▶ [Task to carry out]
From the entries that follow, pick out all lines holding "xlabel".

============================================================

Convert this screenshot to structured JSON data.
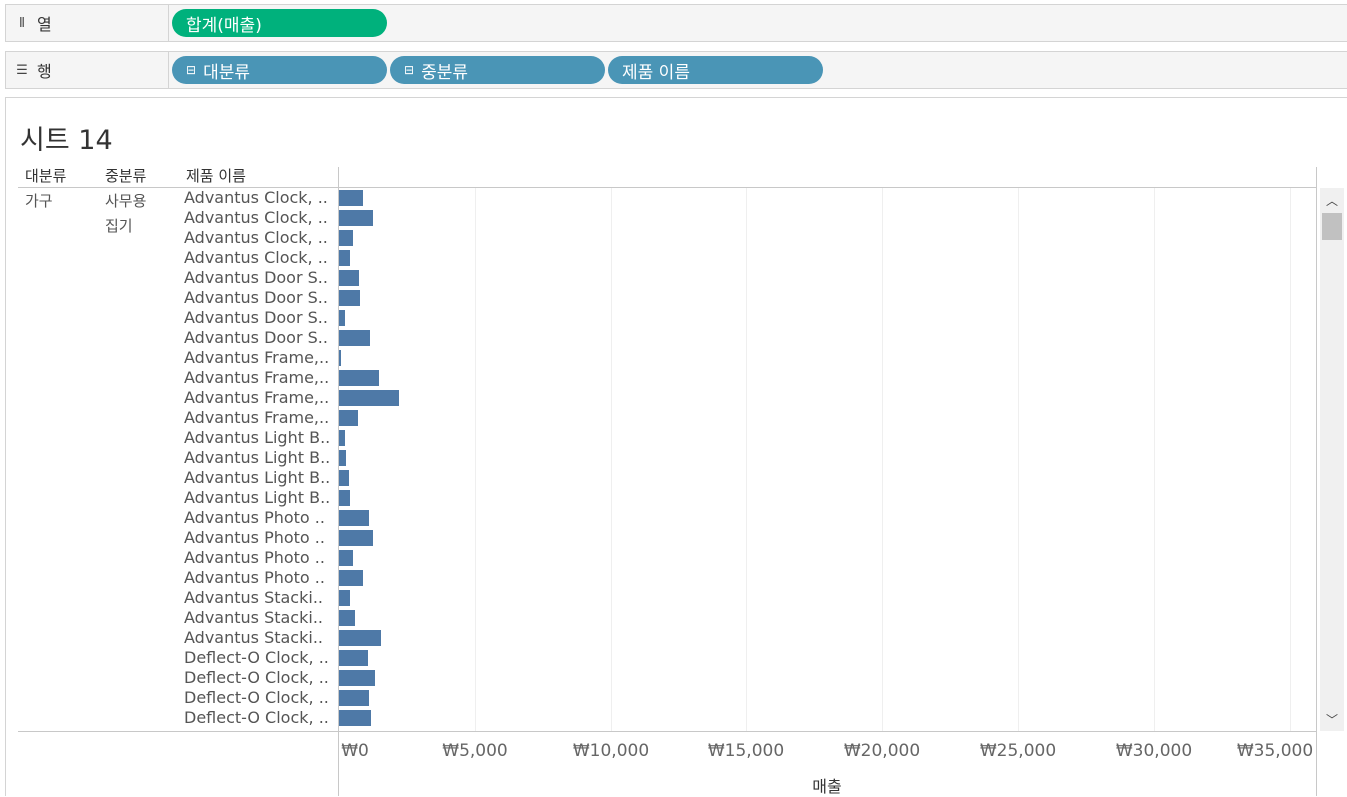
{
  "shelves": {
    "columns": {
      "icon": "columns-icon",
      "label": "열",
      "pills": [
        "합계(매출)"
      ]
    },
    "rows": {
      "icon": "rows-icon",
      "label": "행",
      "pills": [
        "대분류",
        "중분류",
        "제품 이름"
      ]
    }
  },
  "sheet": {
    "title": "시트 14",
    "headers": [
      "대분류",
      "중분류",
      "제품 이름"
    ],
    "category": "가구",
    "subcategory_line1": "사무용",
    "subcategory_line2": "집기",
    "axis_title": "매출",
    "ticks": [
      "₩0",
      "₩5,000",
      "₩10,000",
      "₩15,000",
      "₩20,000",
      "₩25,000",
      "₩30,000",
      "₩35,000"
    ]
  },
  "chart_data": {
    "type": "bar",
    "orientation": "horizontal",
    "xlabel": "매출",
    "xlim": [
      0,
      36000
    ],
    "categories": [
      "Advantus Clock, ..",
      "Advantus Clock, ..",
      "Advantus Clock, ..",
      "Advantus Clock, ..",
      "Advantus Door S..",
      "Advantus Door S..",
      "Advantus Door S..",
      "Advantus Door S..",
      "Advantus Frame,..",
      "Advantus Frame,..",
      "Advantus Frame,..",
      "Advantus Frame,..",
      "Advantus Light B..",
      "Advantus Light B..",
      "Advantus Light B..",
      "Advantus Light B..",
      "Advantus Photo ..",
      "Advantus Photo ..",
      "Advantus Photo ..",
      "Advantus Photo ..",
      "Advantus Stacki..",
      "Advantus Stacki..",
      "Advantus Stacki..",
      "Deflect-O Clock, ..",
      "Deflect-O Clock, ..",
      "Deflect-O Clock, ..",
      "Deflect-O Clock, .."
    ],
    "values": [
      880,
      1250,
      520,
      420,
      740,
      790,
      230,
      1130,
      70,
      1470,
      2200,
      700,
      230,
      260,
      370,
      420,
      1100,
      1250,
      520,
      880,
      420,
      590,
      1530,
      1070,
      1320,
      1100,
      1180
    ]
  },
  "colors": {
    "bar": "#4e79a7",
    "columns_pill": "#00b17c",
    "rows_pill": "#4a95b6"
  }
}
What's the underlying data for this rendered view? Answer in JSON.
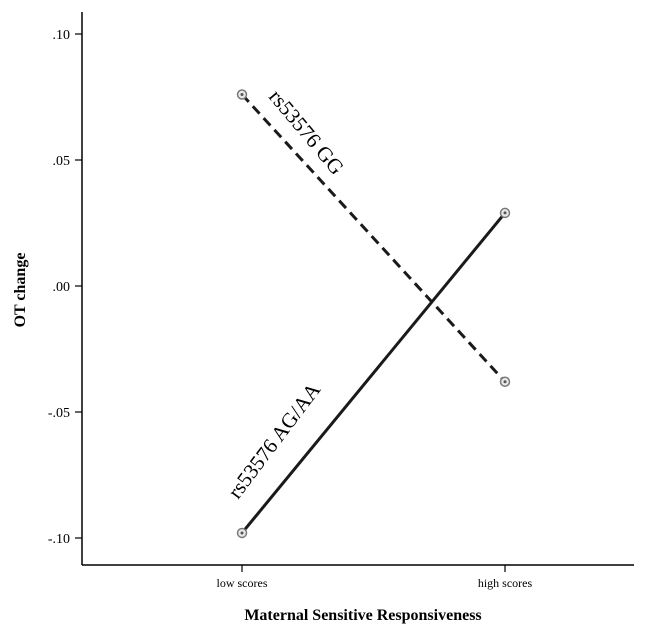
{
  "chart_data": {
    "type": "line",
    "xlabel": "Maternal Sensitive Responsiveness",
    "ylabel": "OT change",
    "categories": [
      "low scores",
      "high scores"
    ],
    "ylim": [
      -0.11,
      0.11
    ],
    "y_ticks": [
      0.1,
      0.05,
      0.0,
      -0.05,
      -0.1
    ],
    "y_tick_labels": [
      ".10",
      ".05",
      ".00",
      "-.05",
      "-.10"
    ],
    "grid": false,
    "series": [
      {
        "name": "rs53576 GG",
        "values": [
          0.076,
          -0.038
        ],
        "line_style": "dashed",
        "color": "#1a1a1a"
      },
      {
        "name": "rs53576 AG/AA",
        "values": [
          -0.098,
          0.029
        ],
        "line_style": "solid",
        "color": "#1a1a1a"
      }
    ]
  }
}
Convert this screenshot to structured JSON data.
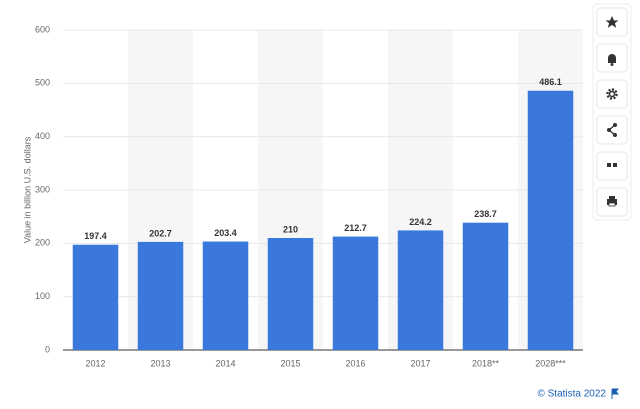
{
  "chart_data": {
    "type": "bar",
    "y_label": "Value in billion U.S. dollars",
    "categories": [
      "2012",
      "2013",
      "2014",
      "2015",
      "2016",
      "2017",
      "2018**",
      "2028***"
    ],
    "values": [
      197.4,
      202.7,
      203.4,
      210,
      212.7,
      224.2,
      238.7,
      486.1
    ],
    "color": "#3b78dc",
    "ylim": [
      0,
      600
    ],
    "yticks": [
      0,
      100,
      200,
      300,
      400,
      500,
      600
    ],
    "grid": true,
    "source": "© Statista 2022"
  }
}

============================================================

▶ [Solution for this problem]
    "xlabel": "매출",
    "xlabel": "Maternal Sensitive Responsiveness",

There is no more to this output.